▶ [What is needed]:
Below are some records; reproduce every one of them exactly.

——

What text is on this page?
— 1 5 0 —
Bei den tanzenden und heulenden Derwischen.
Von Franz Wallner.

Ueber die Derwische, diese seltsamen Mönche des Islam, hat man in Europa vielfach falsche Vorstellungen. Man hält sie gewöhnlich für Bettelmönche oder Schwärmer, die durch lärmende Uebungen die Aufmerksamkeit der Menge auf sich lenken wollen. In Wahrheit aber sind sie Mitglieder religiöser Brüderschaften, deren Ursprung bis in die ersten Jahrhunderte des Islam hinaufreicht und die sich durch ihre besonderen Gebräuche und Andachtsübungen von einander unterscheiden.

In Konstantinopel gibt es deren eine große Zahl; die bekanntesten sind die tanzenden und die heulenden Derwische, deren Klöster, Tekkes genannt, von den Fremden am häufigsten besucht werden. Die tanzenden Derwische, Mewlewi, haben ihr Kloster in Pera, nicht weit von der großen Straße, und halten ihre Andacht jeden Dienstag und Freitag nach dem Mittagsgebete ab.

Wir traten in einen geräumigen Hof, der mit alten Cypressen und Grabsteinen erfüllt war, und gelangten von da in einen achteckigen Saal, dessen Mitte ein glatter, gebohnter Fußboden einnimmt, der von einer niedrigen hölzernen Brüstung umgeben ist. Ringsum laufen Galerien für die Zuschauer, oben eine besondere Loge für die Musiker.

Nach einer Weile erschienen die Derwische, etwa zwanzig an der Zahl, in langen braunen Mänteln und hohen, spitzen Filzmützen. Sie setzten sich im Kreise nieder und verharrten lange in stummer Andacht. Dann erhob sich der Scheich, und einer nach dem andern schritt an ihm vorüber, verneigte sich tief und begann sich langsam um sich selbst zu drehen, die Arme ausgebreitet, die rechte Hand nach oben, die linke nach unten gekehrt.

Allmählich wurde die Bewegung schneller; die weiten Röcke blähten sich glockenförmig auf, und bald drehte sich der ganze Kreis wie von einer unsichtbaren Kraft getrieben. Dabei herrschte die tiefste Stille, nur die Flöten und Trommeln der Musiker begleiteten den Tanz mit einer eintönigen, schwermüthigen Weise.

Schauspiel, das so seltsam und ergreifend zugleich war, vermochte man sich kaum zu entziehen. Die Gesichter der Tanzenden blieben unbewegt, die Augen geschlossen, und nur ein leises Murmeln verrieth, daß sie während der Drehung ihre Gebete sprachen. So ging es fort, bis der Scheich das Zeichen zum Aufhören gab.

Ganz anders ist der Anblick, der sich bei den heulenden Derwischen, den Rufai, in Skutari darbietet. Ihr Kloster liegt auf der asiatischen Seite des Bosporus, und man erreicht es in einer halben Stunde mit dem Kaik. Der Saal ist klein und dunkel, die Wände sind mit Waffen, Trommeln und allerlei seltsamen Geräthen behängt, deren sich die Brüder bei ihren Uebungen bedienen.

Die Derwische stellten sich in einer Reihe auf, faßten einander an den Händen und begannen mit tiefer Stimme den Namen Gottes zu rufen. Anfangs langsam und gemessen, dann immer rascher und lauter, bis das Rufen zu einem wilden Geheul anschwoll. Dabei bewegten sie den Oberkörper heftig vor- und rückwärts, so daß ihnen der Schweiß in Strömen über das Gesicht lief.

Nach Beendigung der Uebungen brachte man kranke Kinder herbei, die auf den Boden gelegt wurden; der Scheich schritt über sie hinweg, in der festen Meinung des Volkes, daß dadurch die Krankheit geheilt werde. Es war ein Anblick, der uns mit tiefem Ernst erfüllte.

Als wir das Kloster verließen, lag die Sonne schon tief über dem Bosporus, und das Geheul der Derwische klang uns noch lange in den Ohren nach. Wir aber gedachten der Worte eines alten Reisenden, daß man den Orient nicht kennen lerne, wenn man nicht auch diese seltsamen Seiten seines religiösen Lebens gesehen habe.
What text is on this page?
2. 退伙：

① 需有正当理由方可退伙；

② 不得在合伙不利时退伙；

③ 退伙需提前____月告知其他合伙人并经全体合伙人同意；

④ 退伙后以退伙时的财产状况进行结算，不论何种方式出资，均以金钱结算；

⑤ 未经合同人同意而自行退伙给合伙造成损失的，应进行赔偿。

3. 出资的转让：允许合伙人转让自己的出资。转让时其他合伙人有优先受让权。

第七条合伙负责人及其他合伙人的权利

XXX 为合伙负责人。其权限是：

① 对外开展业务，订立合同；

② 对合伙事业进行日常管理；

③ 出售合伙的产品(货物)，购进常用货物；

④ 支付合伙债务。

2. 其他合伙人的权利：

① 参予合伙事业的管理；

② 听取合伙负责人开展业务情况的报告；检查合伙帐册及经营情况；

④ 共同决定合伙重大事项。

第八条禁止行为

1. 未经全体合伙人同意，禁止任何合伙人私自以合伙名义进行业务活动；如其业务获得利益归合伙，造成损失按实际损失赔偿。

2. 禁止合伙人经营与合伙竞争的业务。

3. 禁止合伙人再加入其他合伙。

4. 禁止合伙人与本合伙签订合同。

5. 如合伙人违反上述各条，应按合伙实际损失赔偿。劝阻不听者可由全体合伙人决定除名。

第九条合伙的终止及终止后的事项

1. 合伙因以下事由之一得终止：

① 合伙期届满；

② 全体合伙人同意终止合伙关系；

——

▶ [Correct answer]:
What text is on this page?
— 1 5 0 —
Bei den tanzenden und heulenden Derwischen.
Von Franz Wallner.

Ueber die Derwische, diese seltsamen Mönche des Islam, hat man in Europa vielfach falsche Vorstellungen. Man hält sie gewöhnlich für Bettelmönche oder Schwärmer, die durch lärmende Uebungen die Aufmerksamkeit der Menge auf sich lenken wollen. In Wahrheit aber sind sie Mitglieder religiöser Brüderschaften, deren Ursprung bis in die ersten Jahrhunderte des Islam hinaufreicht und die sich durch ihre besonderen Gebräuche und Andachtsübungen von einander unterscheiden.

In Konstantinopel gibt es deren eine große Zahl; die bekanntesten sind die tanzenden und die heulenden Derwische, deren Klöster, Tekkes genannt, von den Fremden am häufigsten besucht werden. Die tanzenden Derwische, Mewlewi, haben ihr Kloster in Pera, nicht weit von der großen Straße, und halten ihre Andacht jeden Dienstag und Freitag nach dem Mittagsgebete ab.

Wir traten in einen geräumigen Hof, der mit alten Cypressen und Grabsteinen erfüllt war, und gelangten von da in einen achteckigen Saal, dessen Mitte ein glatter, gebohnter Fußboden einnimmt, der von einer niedrigen hölzernen Brüstung umgeben ist. Ringsum laufen Galerien für die Zuschauer, oben eine besondere Loge für die Musiker.

Nach einer Weile erschienen die Derwische, etwa zwanzig an der Zahl, in langen braunen Mänteln und hohen, spitzen Filzmützen. Sie setzten sich im Kreise nieder und verharrten lange in stummer Andacht. Dann erhob sich der Scheich, und einer nach dem andern schritt an ihm vorüber, verneigte sich tief und begann sich langsam um sich selbst zu drehen, die Arme ausgebreitet, die rechte Hand nach oben, die linke nach unten gekehrt.

Allmählich wurde die Bewegung schneller; die weiten Röcke blähten sich glockenförmig auf, und bald drehte sich der ganze Kreis wie von einer unsichtbaren Kraft getrieben. Dabei herrschte die tiefste Stille, nur die Flöten und Trommeln der Musiker begleiteten den Tanz mit einer eintönigen, schwermüthigen Weise.

Schauspiel, das so seltsam und ergreifend zugleich war, vermochte man sich kaum zu entziehen. Die Gesichter der Tanzenden blieben unbewegt, die Augen geschlossen, und nur ein leises Murmeln verrieth, daß sie während der Drehung ihre Gebete sprachen. So ging es fort, bis der Scheich das Zeichen zum Aufhören gab.

Ganz anders ist der Anblick, der sich bei den heulenden Derwischen, den Rufai, in Skutari darbietet. Ihr Kloster liegt auf der asiatischen Seite des Bosporus, und man erreicht es in einer halben Stunde mit dem Kaik. Der Saal ist klein und dunkel, die Wände sind mit Waffen, Trommeln und allerlei seltsamen Geräthen behängt, deren sich die Brüder bei ihren Uebungen bedienen.

Die Derwische stellten sich in einer Reihe auf, faßten einander an den Händen und begannen mit tiefer Stimme den Namen Gottes zu rufen. Anfangs langsam und gemessen, dann immer rascher und lauter, bis das Rufen zu einem wilden Geheul anschwoll. Dabei bewegten sie den Oberkörper heftig vor- und rückwärts, so daß ihnen der Schweiß in Strömen über das Gesicht lief.

Nach Beendigung der Uebungen brachte man kranke Kinder herbei, die auf den Boden gelegt wurden; der Scheich schritt über sie hinweg, in der festen Meinung des Volkes, daß dadurch die Krankheit geheilt werde. Es war ein Anblick, der uns mit tiefem Ernst erfüllte.

Als wir das Kloster verließen, lag die Sonne schon tief über dem Bosporus, und das Geheul der Derwische klang uns noch lange in den Ohren nach. Wir aber gedachten der Worte eines alten Reisenden, daß man den Orient nicht kennen lerne, wenn man nicht auch diese seltsamen Seiten seines religiösen Lebens gesehen habe.
What text is on this page?
2. 退伙：

① 需有正当理由方可退伙；

② 不得在合伙不利时退伙；

③ 退伙需提前____月告知其他合伙人并经全体合伙人同意；

④ 退伙后以退伙时的财产状况进行结算，不论何种方式出资，均以金钱结算；

⑤ 未经合同人同意而自行退伙给合伙造成损失的，应进行赔偿。

3. 出资的转让：允许合伙人转让自己的出资。转让时其他合伙人有优先受让权。

第七条合伙负责人及其他合伙人的权利

XXX 为合伙负责人。其权限是：

① 对外开展业务，订立合同；

② 对合伙事业进行日常管理；

③ 出售合伙的产品(货物)，购进常用货物；

④ 支付合伙债务。

2. 其他合伙人的权利：

① 参予合伙事业的管理；

② 听取合伙负责人开展业务情况的报告；检查合伙帐册及经营情况；

④ 共同决定合伙重大事项。

第八条禁止行为

1. 未经全体合伙人同意，禁止任何合伙人私自以合伙名义进行业务活动；如其业务获得利益归合伙，造成损失按实际损失赔偿。

2. 禁止合伙人经营与合伙竞争的业务。

3. 禁止合伙人再加入其他合伙。

4. 禁止合伙人与本合伙签订合同。

5. 如合伙人违反上述各条，应按合伙实际损失赔偿。劝阻不听者可由全体合伙人决定除名。

第九条合伙的终止及终止后的事项

1. 合伙因以下事由之一得终止：

① 合伙期届满；

② 全体合伙人同意终止合伙关系；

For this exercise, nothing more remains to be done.